## What is asked
In how many lines does the string "FLOWERING" appear? Answer with the number only.

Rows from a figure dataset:
--- begin ---
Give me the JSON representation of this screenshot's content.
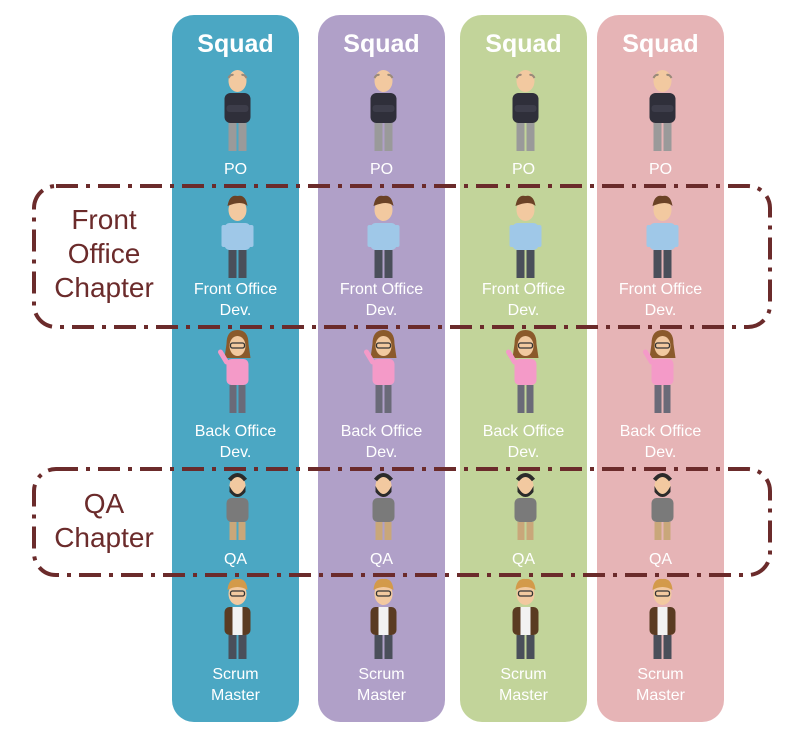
{
  "squads": [
    {
      "title": "Squad",
      "color": "#4ba7c3"
    },
    {
      "title": "Squad",
      "color": "#b0a0c8"
    },
    {
      "title": "Squad",
      "color": "#c2d49a"
    },
    {
      "title": "Squad",
      "color": "#e6b4b6"
    }
  ],
  "roles": [
    {
      "key": "po",
      "lines": [
        "PO"
      ],
      "figure": "po-figure-icon"
    },
    {
      "key": "front-office-dev",
      "lines": [
        "Front Office",
        "Dev."
      ],
      "figure": "front-office-dev-figure-icon"
    },
    {
      "key": "back-office-dev",
      "lines": [
        "Back Office",
        "Dev."
      ],
      "figure": "back-office-dev-figure-icon"
    },
    {
      "key": "qa",
      "lines": [
        "QA"
      ],
      "figure": "qa-figure-icon"
    },
    {
      "key": "scrum-master",
      "lines": [
        "Scrum",
        "Master"
      ],
      "figure": "scrum-master-figure-icon"
    }
  ],
  "chapters": [
    {
      "key": "front-office",
      "lines": [
        "Front",
        "Office",
        "Chapter"
      ]
    },
    {
      "key": "qa",
      "lines": [
        "QA",
        "Chapter"
      ]
    }
  ],
  "colors": {
    "chapter_border": "#6b2b2b",
    "label_text": "#ffffff"
  }
}
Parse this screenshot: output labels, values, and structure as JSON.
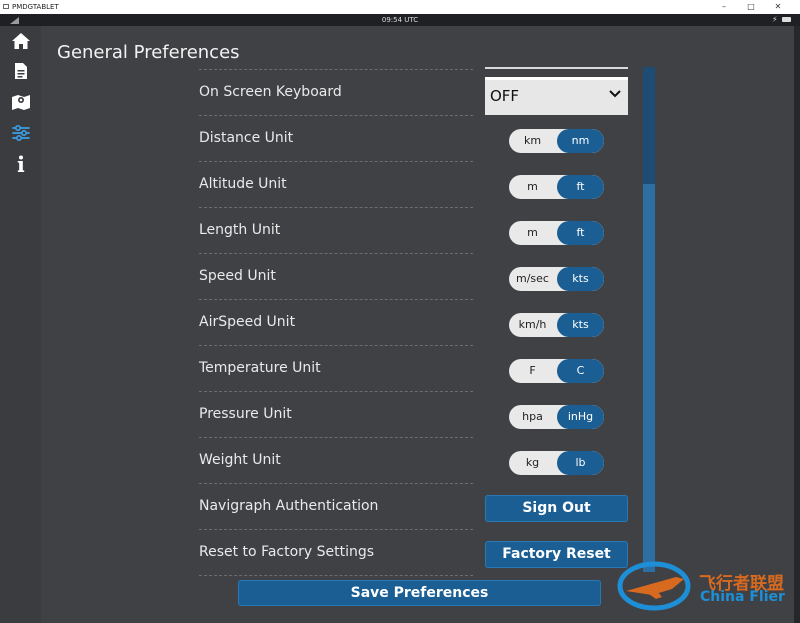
{
  "window": {
    "title": "PMDGTABLET",
    "controls": {
      "minimize": "–",
      "maximize": "□",
      "close": "✕"
    }
  },
  "statusbar": {
    "time": "09:54 UTC",
    "charging_icon": "bolt-icon",
    "signal_icon": "signal-icon",
    "battery_icon": "battery-icon"
  },
  "sidebar": {
    "items": [
      {
        "name": "home",
        "icon": "home-icon",
        "active": false
      },
      {
        "name": "document",
        "icon": "document-icon",
        "active": false
      },
      {
        "name": "map",
        "icon": "map-icon",
        "active": false
      },
      {
        "name": "settings",
        "icon": "sliders-icon",
        "active": true
      },
      {
        "name": "info",
        "icon": "info-icon",
        "active": false
      }
    ]
  },
  "page": {
    "title": "General Preferences"
  },
  "settings": {
    "keyboard": {
      "label": "On Screen Keyboard",
      "value": "OFF"
    },
    "distance": {
      "label": "Distance Unit",
      "left": "km",
      "right": "nm",
      "selected": "right"
    },
    "altitude": {
      "label": "Altitude Unit",
      "left": "m",
      "right": "ft",
      "selected": "right"
    },
    "length": {
      "label": "Length Unit",
      "left": "m",
      "right": "ft",
      "selected": "right"
    },
    "speed": {
      "label": "Speed Unit",
      "left": "m/sec",
      "right": "kts",
      "selected": "right"
    },
    "airspeed": {
      "label": "AirSpeed Unit",
      "left": "km/h",
      "right": "kts",
      "selected": "right"
    },
    "temperature": {
      "label": "Temperature Unit",
      "left": "F",
      "right": "C",
      "selected": "right"
    },
    "pressure": {
      "label": "Pressure Unit",
      "left": "hpa",
      "right": "inHg",
      "selected": "right"
    },
    "weight": {
      "label": "Weight Unit",
      "left": "kg",
      "right": "lb",
      "selected": "right"
    },
    "navigraph": {
      "label": "Navigraph Authentication",
      "button": "Sign Out"
    },
    "factory": {
      "label": "Reset to Factory Settings",
      "button": "Factory Reset"
    }
  },
  "actions": {
    "save": "Save Preferences"
  },
  "watermark": {
    "cn": "飞行者联盟",
    "en": "China Flier"
  },
  "colors": {
    "accent": "#1a5e93",
    "panel": "#3f4145",
    "sidebar": "#3a3c40",
    "active_icon": "#3aa0e8"
  }
}
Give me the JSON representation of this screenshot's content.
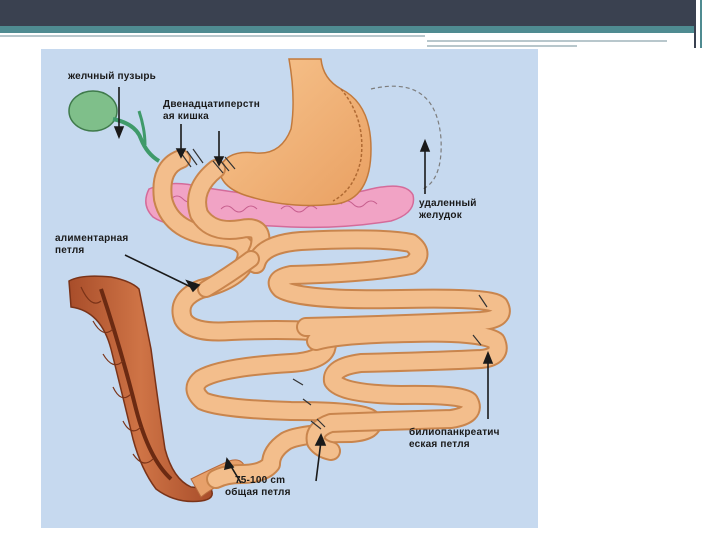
{
  "labels": {
    "gallbladder": "желчный пузырь",
    "duodenum_line1": "Двенадцатиперстн",
    "duodenum_line2": "ая кишка",
    "removed_stomach_line1": "удаленный",
    "removed_stomach_line2": "желудок",
    "alimentary_line1": "алиментарная",
    "alimentary_line2": "петля",
    "biliopancreatic_line1": "билиопанкреатич",
    "biliopancreatic_line2": "еская петля",
    "common_line1": "75-100 cm",
    "common_line2": "общая петля"
  },
  "colors": {
    "background": "#c6d9ef",
    "intestine": "#f2b883",
    "stomach": "#f4b778",
    "pancreas": "#f0a0c4",
    "gallbladder": "#7fbf8a",
    "colon": "#c2643a"
  }
}
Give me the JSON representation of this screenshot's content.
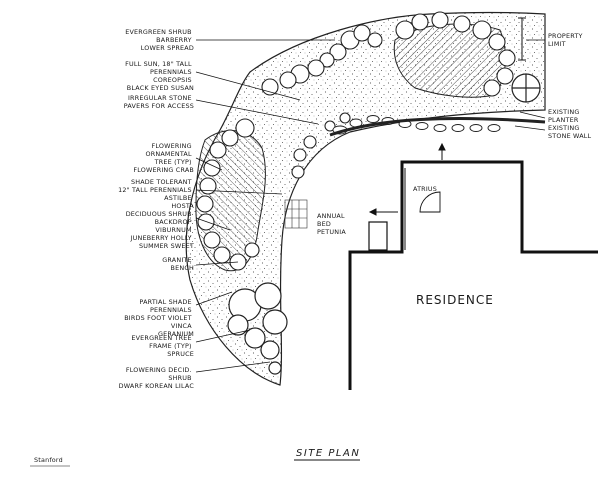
{
  "drawing": {
    "title": "SITE PLAN",
    "building_label": "RESIDENCE",
    "door_label": "ATRIUS",
    "annual_bed_label": [
      "ANNUAL",
      "BED",
      "PETUNIA"
    ],
    "signature": "Stanford"
  },
  "left_callouts": [
    {
      "lines": [
        "EVERGREEN SHRUB",
        "BARBERRY",
        "LOWER SPREAD"
      ]
    },
    {
      "lines": [
        "FULL SUN, 18\" TALL",
        "PERENNIALS",
        "COREOPSIS",
        "BLACK EYED SUSAN"
      ]
    },
    {
      "lines": [
        "IRREGULAR STONE",
        "PAVERS FOR ACCESS"
      ]
    },
    {
      "lines": [
        "FLOWERING",
        "ORNAMENTAL",
        "TREE (TYP)",
        "FLOWERING CRAB"
      ]
    },
    {
      "lines": [
        "SHADE TOLERANT",
        "12\" TALL PERENNIALS",
        "ASTILBE",
        "HOSTA"
      ]
    },
    {
      "lines": [
        "DECIDUOUS SHRUB",
        "BACKDROP",
        "VIBURNUM",
        "JUNEBERRY HOLLY",
        "SUMMER SWEET"
      ]
    },
    {
      "lines": [
        "GRANITE",
        "BENCH"
      ]
    },
    {
      "lines": [
        "PARTIAL SHADE",
        "PERENNIALS",
        "BIRDS FOOT VIOLET",
        "VINCA",
        "GERANIUM"
      ]
    },
    {
      "lines": [
        "EVERGREEN TREE",
        "FRAME (TYP)",
        "SPRUCE"
      ]
    },
    {
      "lines": [
        "FLOWERING DECID.",
        "SHRUB",
        "DWARF KOREAN LILAC"
      ]
    }
  ],
  "right_callouts": [
    {
      "lines": [
        "PROPERTY",
        "LIMIT"
      ]
    },
    {
      "lines": [
        "EXISTING",
        "PLANTER"
      ]
    },
    {
      "lines": [
        "EXISTING",
        "STONE WALL"
      ]
    }
  ]
}
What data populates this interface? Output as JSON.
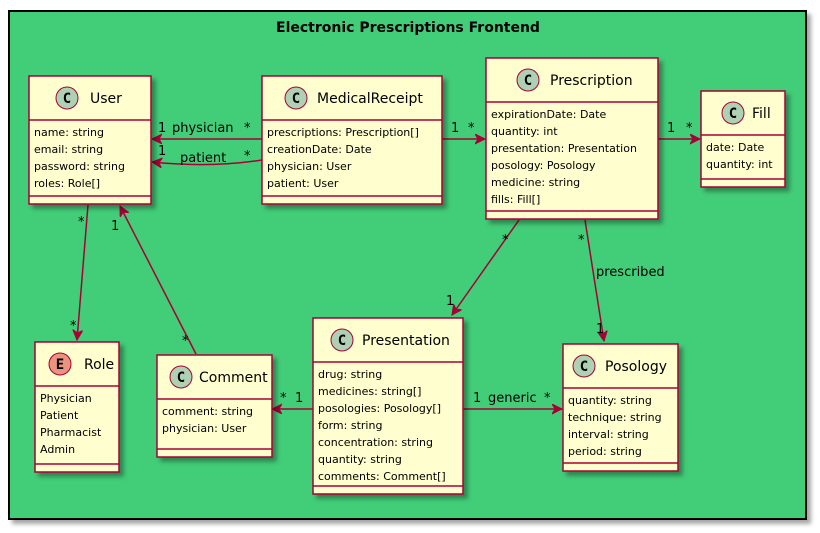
{
  "package": {
    "title": "Electronic Prescriptions Frontend"
  },
  "colors": {
    "package_fill": "#43cd78",
    "box_fill": "#fefece",
    "box_border": "#a80036",
    "class_circle": "#add1b2",
    "enum_circle": "#eb937f",
    "arrow": "#a80036"
  },
  "classes": {
    "user": {
      "stereotype": "C",
      "name": "User",
      "attributes": [
        "name: string",
        "email: string",
        "password: string",
        "roles: Role[]"
      ]
    },
    "medicalreceipt": {
      "stereotype": "C",
      "name": "MedicalReceipt",
      "attributes": [
        "prescriptions: Prescription[]",
        "creationDate: Date",
        "physician: User",
        "patient: User"
      ]
    },
    "prescription": {
      "stereotype": "C",
      "name": "Prescription",
      "attributes": [
        "expirationDate: Date",
        "quantity: int",
        "presentation: Presentation",
        "posology: Posology",
        "medicine: string",
        "fills: Fill[]"
      ]
    },
    "fill": {
      "stereotype": "C",
      "name": "Fill",
      "attributes": [
        "date: Date",
        "quantity: int"
      ]
    },
    "role": {
      "stereotype": "E",
      "name": "Role",
      "attributes": [
        "Physician",
        "Patient",
        "Pharmacist",
        "Admin"
      ]
    },
    "comment": {
      "stereotype": "C",
      "name": "Comment",
      "attributes": [
        "comment: string",
        "physician: User"
      ]
    },
    "presentation": {
      "stereotype": "C",
      "name": "Presentation",
      "attributes": [
        "drug: string",
        "medicines: string[]",
        "posologies: Posology[]",
        "form: string",
        "concentration: string",
        "quantity: string",
        "comments: Comment[]"
      ]
    },
    "posology": {
      "stereotype": "C",
      "name": "Posology",
      "attributes": [
        "quantity: string",
        "technique: string",
        "interval: string",
        "period: string"
      ]
    }
  },
  "relations": {
    "mr_user_physician": {
      "label": "physician",
      "from_mult": "*",
      "to_mult": "1"
    },
    "mr_user_patient": {
      "label": "patient",
      "from_mult": "*",
      "to_mult": "1"
    },
    "mr_prescription": {
      "from_mult": "1",
      "to_mult": "*"
    },
    "prescription_fill": {
      "from_mult": "1",
      "to_mult": "*"
    },
    "user_role": {
      "from_mult": "*",
      "to_mult": "*"
    },
    "comment_user": {
      "from_mult": "*",
      "to_mult": "1"
    },
    "prescription_presentation": {
      "from_mult": "*",
      "to_mult": "1"
    },
    "prescription_posology": {
      "label": "prescribed",
      "from_mult": "*",
      "to_mult": "1"
    },
    "presentation_comment": {
      "from_mult": "1",
      "to_mult": "*"
    },
    "presentation_posology": {
      "label": "generic",
      "from_mult": "1",
      "to_mult": "*"
    }
  }
}
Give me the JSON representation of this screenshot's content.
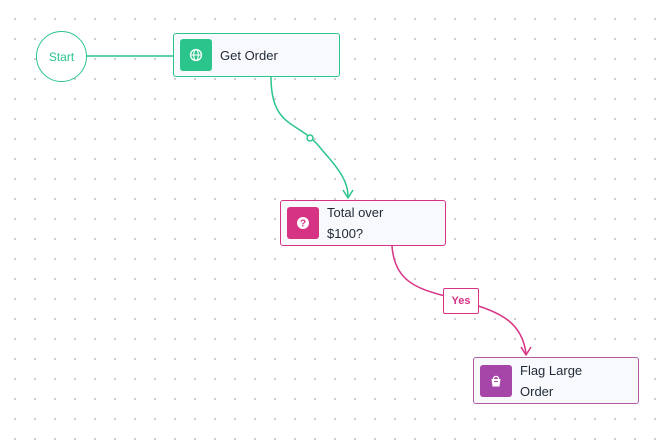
{
  "nodes": {
    "start": {
      "label": "Start"
    },
    "get_order": {
      "label": "Get Order",
      "icon": "globe-icon",
      "color": "#2bc48b"
    },
    "total_check": {
      "label_line1": "Total over",
      "label_line2": "$100?",
      "icon": "question-icon",
      "color": "#d63384"
    },
    "flag_order": {
      "label_line1": "Flag Large",
      "label_line2": "Order",
      "icon": "bag-icon",
      "color": "#a646a9"
    }
  },
  "edges": {
    "start_to_get_order": {
      "color": "#2bc48b"
    },
    "get_order_to_total": {
      "color": "#2bc48b"
    },
    "total_to_flag": {
      "label": "Yes",
      "color": "#d63384"
    }
  },
  "colors": {
    "canvas_dots": "#c9ccd3"
  }
}
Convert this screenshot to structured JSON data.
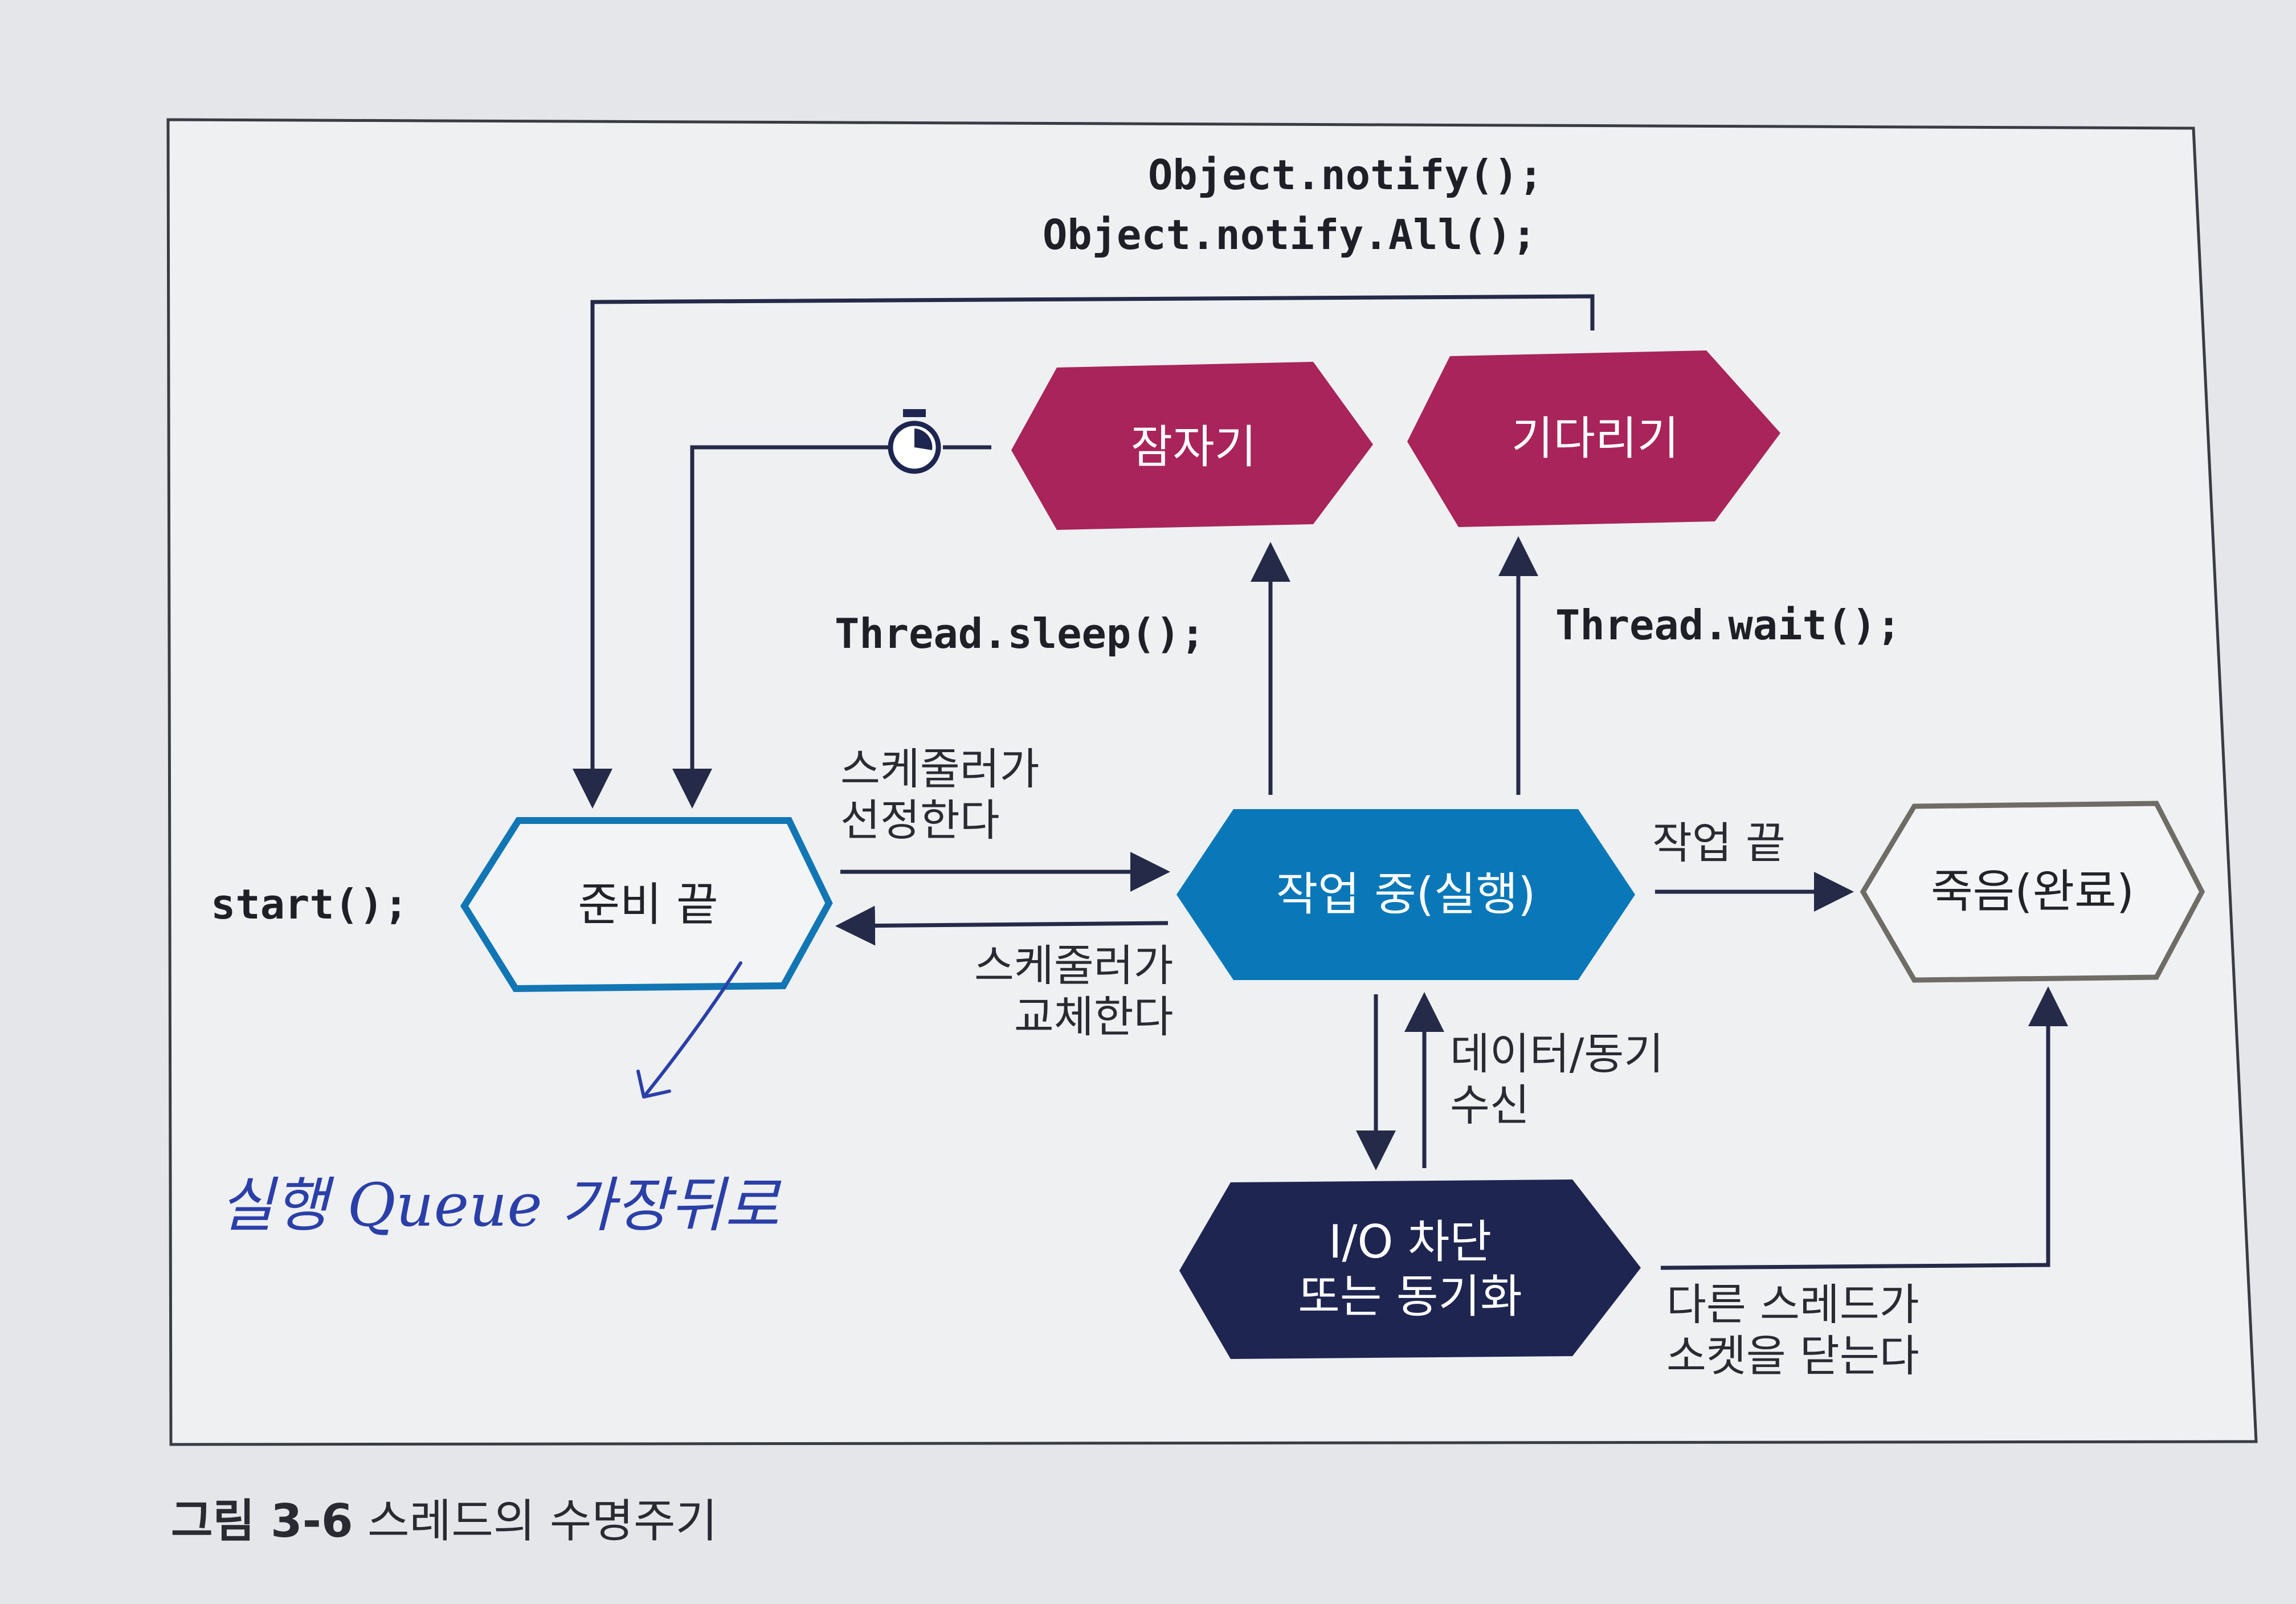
--- end ---
## Problem solution
3